**DATA SUPPLIED**
------------------------------------

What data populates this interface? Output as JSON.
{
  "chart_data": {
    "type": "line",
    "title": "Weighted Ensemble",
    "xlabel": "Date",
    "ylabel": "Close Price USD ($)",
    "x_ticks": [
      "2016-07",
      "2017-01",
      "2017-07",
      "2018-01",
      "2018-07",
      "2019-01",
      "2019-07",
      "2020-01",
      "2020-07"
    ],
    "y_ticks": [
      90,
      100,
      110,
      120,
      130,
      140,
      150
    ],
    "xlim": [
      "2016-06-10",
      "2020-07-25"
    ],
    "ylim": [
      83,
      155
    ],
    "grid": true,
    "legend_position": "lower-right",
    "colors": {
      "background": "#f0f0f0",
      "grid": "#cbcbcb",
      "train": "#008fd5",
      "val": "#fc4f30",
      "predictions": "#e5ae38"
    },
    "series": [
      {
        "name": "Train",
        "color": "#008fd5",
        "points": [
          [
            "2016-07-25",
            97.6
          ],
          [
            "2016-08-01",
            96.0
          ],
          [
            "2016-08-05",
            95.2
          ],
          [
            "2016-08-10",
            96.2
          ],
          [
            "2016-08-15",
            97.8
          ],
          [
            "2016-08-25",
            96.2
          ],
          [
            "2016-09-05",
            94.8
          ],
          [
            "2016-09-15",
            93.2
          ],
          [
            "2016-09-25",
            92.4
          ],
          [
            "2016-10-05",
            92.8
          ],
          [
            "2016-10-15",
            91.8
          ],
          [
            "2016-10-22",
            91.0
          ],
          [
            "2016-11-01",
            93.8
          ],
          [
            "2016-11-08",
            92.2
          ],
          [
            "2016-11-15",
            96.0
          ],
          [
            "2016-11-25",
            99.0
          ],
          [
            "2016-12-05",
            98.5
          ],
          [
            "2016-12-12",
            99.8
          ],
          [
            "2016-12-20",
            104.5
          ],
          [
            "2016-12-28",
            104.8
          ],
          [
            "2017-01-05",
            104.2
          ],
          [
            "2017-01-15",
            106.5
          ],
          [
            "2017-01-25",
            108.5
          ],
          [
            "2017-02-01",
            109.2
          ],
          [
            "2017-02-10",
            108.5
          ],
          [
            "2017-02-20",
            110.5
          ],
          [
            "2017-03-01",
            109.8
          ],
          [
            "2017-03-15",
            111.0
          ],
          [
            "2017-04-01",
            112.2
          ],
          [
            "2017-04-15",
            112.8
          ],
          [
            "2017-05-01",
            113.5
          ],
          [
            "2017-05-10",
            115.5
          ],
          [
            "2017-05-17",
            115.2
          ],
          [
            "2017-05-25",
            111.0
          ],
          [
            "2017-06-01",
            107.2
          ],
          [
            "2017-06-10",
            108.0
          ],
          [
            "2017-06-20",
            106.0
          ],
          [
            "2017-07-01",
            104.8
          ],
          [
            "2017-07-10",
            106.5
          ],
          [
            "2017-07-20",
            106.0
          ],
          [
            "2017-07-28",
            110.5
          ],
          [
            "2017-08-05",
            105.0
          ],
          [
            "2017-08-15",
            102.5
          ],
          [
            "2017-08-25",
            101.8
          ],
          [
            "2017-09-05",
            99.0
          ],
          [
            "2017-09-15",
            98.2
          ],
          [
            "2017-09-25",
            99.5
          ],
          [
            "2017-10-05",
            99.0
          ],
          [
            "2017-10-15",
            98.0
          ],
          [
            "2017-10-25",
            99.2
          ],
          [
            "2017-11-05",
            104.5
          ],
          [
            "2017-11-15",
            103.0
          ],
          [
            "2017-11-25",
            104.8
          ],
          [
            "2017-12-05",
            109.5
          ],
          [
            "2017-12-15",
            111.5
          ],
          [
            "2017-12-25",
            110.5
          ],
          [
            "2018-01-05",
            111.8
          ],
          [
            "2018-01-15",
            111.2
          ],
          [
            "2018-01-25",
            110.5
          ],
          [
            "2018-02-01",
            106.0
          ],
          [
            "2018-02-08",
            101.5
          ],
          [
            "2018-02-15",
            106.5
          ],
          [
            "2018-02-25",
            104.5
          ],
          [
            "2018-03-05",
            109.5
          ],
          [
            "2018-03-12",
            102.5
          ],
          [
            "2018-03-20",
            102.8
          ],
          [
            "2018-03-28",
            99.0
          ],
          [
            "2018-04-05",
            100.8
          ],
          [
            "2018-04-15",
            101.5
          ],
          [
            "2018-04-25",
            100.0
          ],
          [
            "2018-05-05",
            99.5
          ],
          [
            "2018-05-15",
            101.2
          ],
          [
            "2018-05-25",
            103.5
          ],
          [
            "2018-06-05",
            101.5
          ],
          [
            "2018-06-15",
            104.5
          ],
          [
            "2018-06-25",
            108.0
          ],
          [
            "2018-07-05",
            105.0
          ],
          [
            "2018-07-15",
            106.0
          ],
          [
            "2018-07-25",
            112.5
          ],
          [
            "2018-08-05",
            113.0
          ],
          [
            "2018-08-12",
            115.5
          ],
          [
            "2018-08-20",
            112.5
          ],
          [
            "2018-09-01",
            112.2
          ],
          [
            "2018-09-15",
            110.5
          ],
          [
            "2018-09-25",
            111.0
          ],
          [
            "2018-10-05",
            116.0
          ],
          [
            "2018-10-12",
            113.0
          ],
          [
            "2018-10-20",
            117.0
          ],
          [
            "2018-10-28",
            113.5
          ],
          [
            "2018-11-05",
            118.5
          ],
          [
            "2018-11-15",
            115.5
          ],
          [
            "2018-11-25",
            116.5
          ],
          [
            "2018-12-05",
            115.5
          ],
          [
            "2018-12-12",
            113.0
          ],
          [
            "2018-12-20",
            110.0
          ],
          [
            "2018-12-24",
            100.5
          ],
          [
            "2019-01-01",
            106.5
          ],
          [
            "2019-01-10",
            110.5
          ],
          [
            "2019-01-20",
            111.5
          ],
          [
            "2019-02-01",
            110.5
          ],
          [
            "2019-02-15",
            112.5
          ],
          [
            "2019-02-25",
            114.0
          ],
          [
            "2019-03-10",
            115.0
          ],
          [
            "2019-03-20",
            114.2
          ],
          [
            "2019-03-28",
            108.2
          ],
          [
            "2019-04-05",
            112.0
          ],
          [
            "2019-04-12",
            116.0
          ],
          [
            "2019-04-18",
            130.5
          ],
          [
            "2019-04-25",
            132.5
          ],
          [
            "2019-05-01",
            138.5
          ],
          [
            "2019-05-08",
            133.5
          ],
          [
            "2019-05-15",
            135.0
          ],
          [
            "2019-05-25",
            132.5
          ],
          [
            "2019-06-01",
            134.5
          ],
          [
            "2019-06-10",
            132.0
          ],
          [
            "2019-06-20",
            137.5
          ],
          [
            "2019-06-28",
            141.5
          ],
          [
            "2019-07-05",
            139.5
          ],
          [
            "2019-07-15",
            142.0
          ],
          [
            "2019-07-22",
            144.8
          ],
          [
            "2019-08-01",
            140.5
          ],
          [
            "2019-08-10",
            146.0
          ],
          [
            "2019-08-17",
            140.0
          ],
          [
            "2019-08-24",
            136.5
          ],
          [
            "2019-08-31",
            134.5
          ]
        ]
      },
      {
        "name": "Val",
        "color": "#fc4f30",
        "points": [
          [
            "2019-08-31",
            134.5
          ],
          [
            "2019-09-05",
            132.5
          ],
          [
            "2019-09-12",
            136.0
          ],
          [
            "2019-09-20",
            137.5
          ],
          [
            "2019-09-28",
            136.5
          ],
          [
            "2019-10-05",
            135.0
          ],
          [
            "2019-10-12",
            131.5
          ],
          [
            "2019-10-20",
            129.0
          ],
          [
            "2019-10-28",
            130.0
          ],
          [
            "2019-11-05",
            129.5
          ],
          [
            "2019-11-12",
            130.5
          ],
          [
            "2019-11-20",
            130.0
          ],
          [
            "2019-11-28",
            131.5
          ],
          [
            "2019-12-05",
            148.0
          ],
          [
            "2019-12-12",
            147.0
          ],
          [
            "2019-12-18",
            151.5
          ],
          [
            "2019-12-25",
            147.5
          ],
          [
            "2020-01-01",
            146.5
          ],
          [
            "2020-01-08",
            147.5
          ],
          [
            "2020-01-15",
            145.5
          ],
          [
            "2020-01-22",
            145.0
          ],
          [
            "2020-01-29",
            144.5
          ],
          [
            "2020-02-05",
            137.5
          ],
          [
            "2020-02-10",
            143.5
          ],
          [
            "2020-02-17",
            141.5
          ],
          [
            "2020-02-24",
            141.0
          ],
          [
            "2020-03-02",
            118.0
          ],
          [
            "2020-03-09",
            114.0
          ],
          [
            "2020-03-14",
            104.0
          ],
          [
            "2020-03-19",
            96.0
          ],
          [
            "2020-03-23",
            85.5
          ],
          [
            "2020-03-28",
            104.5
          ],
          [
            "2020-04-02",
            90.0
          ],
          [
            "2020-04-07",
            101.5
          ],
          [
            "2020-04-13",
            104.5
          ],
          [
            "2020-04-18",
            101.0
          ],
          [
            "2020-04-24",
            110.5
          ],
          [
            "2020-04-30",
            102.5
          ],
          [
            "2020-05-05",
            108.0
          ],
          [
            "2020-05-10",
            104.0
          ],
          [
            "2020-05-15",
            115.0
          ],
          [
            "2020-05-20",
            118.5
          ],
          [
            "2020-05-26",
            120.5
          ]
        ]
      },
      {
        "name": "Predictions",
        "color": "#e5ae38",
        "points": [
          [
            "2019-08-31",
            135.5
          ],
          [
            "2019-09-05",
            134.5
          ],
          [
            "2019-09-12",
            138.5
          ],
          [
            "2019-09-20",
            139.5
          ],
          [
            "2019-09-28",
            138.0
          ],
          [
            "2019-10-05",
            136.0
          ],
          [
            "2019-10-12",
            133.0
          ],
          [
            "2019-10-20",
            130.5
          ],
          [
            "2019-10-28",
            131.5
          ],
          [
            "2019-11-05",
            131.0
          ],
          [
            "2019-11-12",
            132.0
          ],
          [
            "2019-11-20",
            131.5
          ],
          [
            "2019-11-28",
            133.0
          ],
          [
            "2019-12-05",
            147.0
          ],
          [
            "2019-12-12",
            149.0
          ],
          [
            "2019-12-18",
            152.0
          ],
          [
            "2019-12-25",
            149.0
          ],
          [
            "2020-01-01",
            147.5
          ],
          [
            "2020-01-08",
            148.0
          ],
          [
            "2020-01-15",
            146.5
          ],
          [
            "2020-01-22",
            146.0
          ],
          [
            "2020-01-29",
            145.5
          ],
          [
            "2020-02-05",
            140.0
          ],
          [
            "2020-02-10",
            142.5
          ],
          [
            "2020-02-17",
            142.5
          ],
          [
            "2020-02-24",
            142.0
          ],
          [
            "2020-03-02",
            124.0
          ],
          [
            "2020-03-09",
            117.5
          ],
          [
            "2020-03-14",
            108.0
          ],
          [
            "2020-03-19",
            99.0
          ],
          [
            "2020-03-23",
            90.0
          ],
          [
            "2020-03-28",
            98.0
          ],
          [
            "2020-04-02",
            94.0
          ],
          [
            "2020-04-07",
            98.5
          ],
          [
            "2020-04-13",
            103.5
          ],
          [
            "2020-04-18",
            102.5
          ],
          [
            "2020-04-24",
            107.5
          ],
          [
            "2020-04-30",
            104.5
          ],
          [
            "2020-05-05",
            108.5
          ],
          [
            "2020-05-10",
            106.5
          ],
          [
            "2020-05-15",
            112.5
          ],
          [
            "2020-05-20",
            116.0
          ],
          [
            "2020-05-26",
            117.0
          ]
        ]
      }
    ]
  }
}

------------------------------------

**WHAT YOU NEED TO DO**
Find the lines above holding the word "name" and show them.

**SOLVED EXERCISE**
        "name": "Train",
        "name": "Val",
        "name": "Predictions",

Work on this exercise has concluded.